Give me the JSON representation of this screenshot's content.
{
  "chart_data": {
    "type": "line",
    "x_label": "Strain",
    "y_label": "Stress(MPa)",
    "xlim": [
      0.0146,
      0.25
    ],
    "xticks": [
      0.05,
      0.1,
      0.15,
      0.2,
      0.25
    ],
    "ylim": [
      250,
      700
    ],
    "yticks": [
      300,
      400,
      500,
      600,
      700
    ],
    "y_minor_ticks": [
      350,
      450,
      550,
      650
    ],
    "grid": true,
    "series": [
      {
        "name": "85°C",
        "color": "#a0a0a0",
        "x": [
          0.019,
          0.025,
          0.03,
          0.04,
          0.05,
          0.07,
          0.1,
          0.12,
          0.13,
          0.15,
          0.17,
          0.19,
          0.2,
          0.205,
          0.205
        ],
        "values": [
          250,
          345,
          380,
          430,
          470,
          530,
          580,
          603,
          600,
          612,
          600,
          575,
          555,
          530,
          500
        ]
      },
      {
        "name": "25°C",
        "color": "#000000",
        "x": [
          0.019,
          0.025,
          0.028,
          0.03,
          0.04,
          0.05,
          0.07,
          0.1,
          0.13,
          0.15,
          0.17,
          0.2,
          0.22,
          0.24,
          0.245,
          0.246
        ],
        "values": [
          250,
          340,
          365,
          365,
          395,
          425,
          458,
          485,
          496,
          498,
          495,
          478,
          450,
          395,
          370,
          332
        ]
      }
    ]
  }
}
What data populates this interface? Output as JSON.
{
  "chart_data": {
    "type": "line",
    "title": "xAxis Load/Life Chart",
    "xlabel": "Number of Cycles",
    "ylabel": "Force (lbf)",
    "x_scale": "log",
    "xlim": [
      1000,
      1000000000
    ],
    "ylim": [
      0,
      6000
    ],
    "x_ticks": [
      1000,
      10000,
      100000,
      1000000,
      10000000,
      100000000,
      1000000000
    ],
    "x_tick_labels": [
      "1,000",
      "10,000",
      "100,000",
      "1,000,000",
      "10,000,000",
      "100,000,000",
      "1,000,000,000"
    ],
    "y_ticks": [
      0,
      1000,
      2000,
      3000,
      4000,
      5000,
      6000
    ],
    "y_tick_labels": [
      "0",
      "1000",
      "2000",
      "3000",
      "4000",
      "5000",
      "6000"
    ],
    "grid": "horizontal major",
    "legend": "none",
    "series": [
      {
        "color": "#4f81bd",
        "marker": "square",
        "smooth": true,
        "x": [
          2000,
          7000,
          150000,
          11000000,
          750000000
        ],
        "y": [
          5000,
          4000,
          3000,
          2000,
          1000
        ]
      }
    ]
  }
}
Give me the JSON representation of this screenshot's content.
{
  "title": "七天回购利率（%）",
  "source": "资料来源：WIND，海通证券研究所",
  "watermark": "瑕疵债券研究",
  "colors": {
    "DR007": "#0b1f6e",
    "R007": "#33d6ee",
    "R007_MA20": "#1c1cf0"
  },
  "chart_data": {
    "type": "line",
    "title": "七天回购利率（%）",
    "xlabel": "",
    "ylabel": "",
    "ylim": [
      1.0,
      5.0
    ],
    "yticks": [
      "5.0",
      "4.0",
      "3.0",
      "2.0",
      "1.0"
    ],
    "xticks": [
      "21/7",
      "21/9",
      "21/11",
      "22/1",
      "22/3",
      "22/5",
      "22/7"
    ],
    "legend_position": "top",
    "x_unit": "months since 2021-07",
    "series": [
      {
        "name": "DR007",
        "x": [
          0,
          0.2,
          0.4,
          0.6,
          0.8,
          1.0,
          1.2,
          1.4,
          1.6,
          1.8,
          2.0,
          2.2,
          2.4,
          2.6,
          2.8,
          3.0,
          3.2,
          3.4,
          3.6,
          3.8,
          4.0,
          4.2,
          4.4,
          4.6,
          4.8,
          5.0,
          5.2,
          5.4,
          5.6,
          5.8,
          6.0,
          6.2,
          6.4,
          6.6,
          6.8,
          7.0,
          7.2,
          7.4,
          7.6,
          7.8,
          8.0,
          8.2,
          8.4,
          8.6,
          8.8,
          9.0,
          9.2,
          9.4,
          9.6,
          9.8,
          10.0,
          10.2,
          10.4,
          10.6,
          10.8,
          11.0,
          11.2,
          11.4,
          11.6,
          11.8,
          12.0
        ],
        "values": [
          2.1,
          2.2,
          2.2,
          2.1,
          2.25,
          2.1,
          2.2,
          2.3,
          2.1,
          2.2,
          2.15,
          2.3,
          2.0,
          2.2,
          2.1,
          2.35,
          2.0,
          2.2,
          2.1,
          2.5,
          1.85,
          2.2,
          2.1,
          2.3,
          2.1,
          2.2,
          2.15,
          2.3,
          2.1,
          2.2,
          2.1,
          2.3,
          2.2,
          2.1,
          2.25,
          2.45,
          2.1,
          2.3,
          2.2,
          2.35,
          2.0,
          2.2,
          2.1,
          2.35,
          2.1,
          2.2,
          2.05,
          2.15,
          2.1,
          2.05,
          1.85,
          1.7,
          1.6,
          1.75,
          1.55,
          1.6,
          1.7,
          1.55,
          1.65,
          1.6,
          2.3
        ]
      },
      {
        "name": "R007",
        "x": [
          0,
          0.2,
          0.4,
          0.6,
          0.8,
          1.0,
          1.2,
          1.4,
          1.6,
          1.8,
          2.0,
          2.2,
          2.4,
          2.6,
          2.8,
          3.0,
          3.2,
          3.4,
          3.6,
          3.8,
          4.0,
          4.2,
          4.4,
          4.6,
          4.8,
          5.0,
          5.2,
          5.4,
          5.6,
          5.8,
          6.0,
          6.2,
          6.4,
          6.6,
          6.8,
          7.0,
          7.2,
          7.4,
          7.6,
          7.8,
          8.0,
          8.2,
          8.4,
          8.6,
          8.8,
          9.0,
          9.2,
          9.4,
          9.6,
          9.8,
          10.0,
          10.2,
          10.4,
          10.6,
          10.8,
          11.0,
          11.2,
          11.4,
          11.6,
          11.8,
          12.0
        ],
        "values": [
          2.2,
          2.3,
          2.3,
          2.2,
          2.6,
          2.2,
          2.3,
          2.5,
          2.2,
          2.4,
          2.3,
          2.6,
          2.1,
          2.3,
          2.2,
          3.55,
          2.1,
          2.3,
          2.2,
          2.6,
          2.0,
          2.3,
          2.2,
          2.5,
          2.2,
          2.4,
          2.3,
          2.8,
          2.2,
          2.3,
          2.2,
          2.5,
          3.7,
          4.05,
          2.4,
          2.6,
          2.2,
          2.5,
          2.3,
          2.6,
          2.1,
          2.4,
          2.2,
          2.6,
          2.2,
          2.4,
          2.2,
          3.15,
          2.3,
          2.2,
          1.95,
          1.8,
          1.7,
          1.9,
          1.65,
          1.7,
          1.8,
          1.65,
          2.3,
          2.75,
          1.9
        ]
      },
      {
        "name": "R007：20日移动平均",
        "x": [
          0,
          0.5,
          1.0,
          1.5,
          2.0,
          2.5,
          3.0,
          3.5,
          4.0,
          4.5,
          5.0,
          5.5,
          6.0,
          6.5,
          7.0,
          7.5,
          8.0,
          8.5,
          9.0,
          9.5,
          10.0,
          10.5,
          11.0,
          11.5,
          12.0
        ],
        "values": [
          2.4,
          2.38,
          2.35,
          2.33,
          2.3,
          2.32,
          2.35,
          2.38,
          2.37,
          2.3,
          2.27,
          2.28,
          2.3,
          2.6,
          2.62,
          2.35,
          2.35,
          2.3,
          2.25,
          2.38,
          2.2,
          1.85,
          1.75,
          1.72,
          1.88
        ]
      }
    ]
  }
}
******************************
Extract all of the data above and output it character for character.

Give me the JSON representation of this screenshot's content.
{
  "chart_data": {
    "type": "line",
    "x_label": "Strain",
    "y_label": "Stress(MPa)",
    "xlim": [
      0.0146,
      0.25
    ],
    "xticks": [
      0.05,
      0.1,
      0.15,
      0.2,
      0.25
    ],
    "ylim": [
      250,
      700
    ],
    "yticks": [
      300,
      400,
      500,
      600,
      700
    ],
    "y_minor_ticks": [
      350,
      450,
      550,
      650
    ],
    "grid": true,
    "series": [
      {
        "name": "85°C",
        "color": "#a0a0a0",
        "x": [
          0.019,
          0.025,
          0.03,
          0.04,
          0.05,
          0.07,
          0.1,
          0.12,
          0.13,
          0.15,
          0.17,
          0.19,
          0.2,
          0.205,
          0.205
        ],
        "values": [
          250,
          345,
          380,
          430,
          470,
          530,
          580,
          603,
          600,
          612,
          600,
          575,
          555,
          530,
          500
        ]
      },
      {
        "name": "25°C",
        "color": "#000000",
        "x": [
          0.019,
          0.025,
          0.028,
          0.03,
          0.04,
          0.05,
          0.07,
          0.1,
          0.13,
          0.15,
          0.17,
          0.2,
          0.22,
          0.24,
          0.245,
          0.246
        ],
        "values": [
          250,
          340,
          365,
          365,
          395,
          425,
          458,
          485,
          496,
          498,
          495,
          478,
          450,
          395,
          370,
          332
        ]
      }
    ]
  }
}
What data populates this interface? Output as JSON.
{
  "chart_data": {
    "type": "line",
    "title": "xAxis Load/Life Chart",
    "xlabel": "Number of Cycles",
    "ylabel": "Force (lbf)",
    "x_scale": "log",
    "xlim": [
      1000,
      1000000000
    ],
    "ylim": [
      0,
      6000
    ],
    "x_ticks": [
      1000,
      10000,
      100000,
      1000000,
      10000000,
      100000000,
      1000000000
    ],
    "x_tick_labels": [
      "1,000",
      "10,000",
      "100,000",
      "1,000,000",
      "10,000,000",
      "100,000,000",
      "1,000,000,000"
    ],
    "y_ticks": [
      0,
      1000,
      2000,
      3000,
      4000,
      5000,
      6000
    ],
    "y_tick_labels": [
      "0",
      "1000",
      "2000",
      "3000",
      "4000",
      "5000",
      "6000"
    ],
    "grid": "horizontal major",
    "legend": "none",
    "series": [
      {
        "color": "#4f81bd",
        "marker": "square",
        "smooth": true,
        "x": [
          2000,
          7000,
          150000,
          11000000,
          750000000
        ],
        "y": [
          5000,
          4000,
          3000,
          2000,
          1000
        ]
      }
    ]
  }
}
Give me the JSON representation of this screenshot's content.
{
  "title": "七天回购利率（%）",
  "source": "资料来源：WIND，海通证券研究所",
  "watermark": "瑕疵债券研究",
  "colors": {
    "DR007": "#0b1f6e",
    "R007": "#33d6ee",
    "R007_MA20": "#1c1cf0"
  },
  "chart_data": {
    "type": "line",
    "title": "七天回购利率（%）",
    "xlabel": "",
    "ylabel": "",
    "ylim": [
      1.0,
      5.0
    ],
    "yticks": [
      "5.0",
      "4.0",
      "3.0",
      "2.0",
      "1.0"
    ],
    "xticks": [
      "21/7",
      "21/9",
      "21/11",
      "22/1",
      "22/3",
      "22/5",
      "22/7"
    ],
    "legend_position": "top",
    "x_unit": "months since 2021-07",
    "series": [
      {
        "name": "DR007",
        "x": [
          0,
          0.2,
          0.4,
          0.6,
          0.8,
          1.0,
          1.2,
          1.4,
          1.6,
          1.8,
          2.0,
          2.2,
          2.4,
          2.6,
          2.8,
          3.0,
          3.2,
          3.4,
          3.6,
          3.8,
          4.0,
          4.2,
          4.4,
          4.6,
          4.8,
          5.0,
          5.2,
          5.4,
          5.6,
          5.8,
          6.0,
          6.2,
          6.4,
          6.6,
          6.8,
          7.0,
          7.2,
          7.4,
          7.6,
          7.8,
          8.0,
          8.2,
          8.4,
          8.6,
          8.8,
          9.0,
          9.2,
          9.4,
          9.6,
          9.8,
          10.0,
          10.2,
          10.4,
          10.6,
          10.8,
          11.0,
          11.2,
          11.4,
          11.6,
          11.8,
          12.0
        ],
        "values": [
          2.1,
          2.2,
          2.2,
          2.1,
          2.25,
          2.1,
          2.2,
          2.3,
          2.1,
          2.2,
          2.15,
          2.3,
          2.0,
          2.2,
          2.1,
          2.35,
          2.0,
          2.2,
          2.1,
          2.5,
          1.85,
          2.2,
          2.1,
          2.3,
          2.1,
          2.2,
          2.15,
          2.3,
          2.1,
          2.2,
          2.1,
          2.3,
          2.2,
          2.1,
          2.25,
          2.45,
          2.1,
          2.3,
          2.2,
          2.35,
          2.0,
          2.2,
          2.1,
          2.35,
          2.1,
          2.2,
          2.05,
          2.15,
          2.1,
          2.05,
          1.85,
          1.7,
          1.6,
          1.75,
          1.55,
          1.6,
          1.7,
          1.55,
          1.65,
          1.6,
          2.3
        ]
      },
      {
        "name": "R007",
        "x": [
          0,
          0.2,
          0.4,
          0.6,
          0.8,
          1.0,
          1.2,
          1.4,
          1.6,
          1.8,
          2.0,
          2.2,
          2.4,
          2.6,
          2.8,
          3.0,
          3.2,
          3.4,
          3.6,
          3.8,
          4.0,
          4.2,
          4.4,
          4.6,
          4.8,
          5.0,
          5.2,
          5.4,
          5.6,
          5.8,
          6.0,
          6.2,
          6.4,
          6.6,
          6.8,
          7.0,
          7.2,
          7.4,
          7.6,
          7.8,
          8.0,
          8.2,
          8.4,
          8.6,
          8.8,
          9.0,
          9.2,
          9.4,
          9.6,
          9.8,
          10.0,
          10.2,
          10.4,
          10.6,
          10.8,
          11.0,
          11.2,
          11.4,
          11.6,
          11.8,
          12.0
        ],
        "values": [
          2.2,
          2.3,
          2.3,
          2.2,
          2.6,
          2.2,
          2.3,
          2.5,
          2.2,
          2.4,
          2.3,
          2.6,
          2.1,
          2.3,
          2.2,
          3.55,
          2.1,
          2.3,
          2.2,
          2.6,
          2.0,
          2.3,
          2.2,
          2.5,
          2.2,
          2.4,
          2.3,
          2.8,
          2.2,
          2.3,
          2.2,
          2.5,
          3.7,
          4.05,
          2.4,
          2.6,
          2.2,
          2.5,
          2.3,
          2.6,
          2.1,
          2.4,
          2.2,
          2.6,
          2.2,
          2.4,
          2.2,
          3.15,
          2.3,
          2.2,
          1.95,
          1.8,
          1.7,
          1.9,
          1.65,
          1.7,
          1.8,
          1.65,
          2.3,
          2.75,
          1.9
        ]
      },
      {
        "name": "R007：20日移动平均",
        "x": [
          0,
          0.5,
          1.0,
          1.5,
          2.0,
          2.5,
          3.0,
          3.5,
          4.0,
          4.5,
          5.0,
          5.5,
          6.0,
          6.5,
          7.0,
          7.5,
          8.0,
          8.5,
          9.0,
          9.5,
          10.0,
          10.5,
          11.0,
          11.5,
          12.0
        ],
        "values": [
          2.4,
          2.38,
          2.35,
          2.33,
          2.3,
          2.32,
          2.35,
          2.38,
          2.37,
          2.3,
          2.27,
          2.28,
          2.3,
          2.6,
          2.62,
          2.35,
          2.35,
          2.3,
          2.25,
          2.38,
          2.2,
          1.85,
          1.75,
          1.72,
          1.88
        ]
      }
    ]
  }
}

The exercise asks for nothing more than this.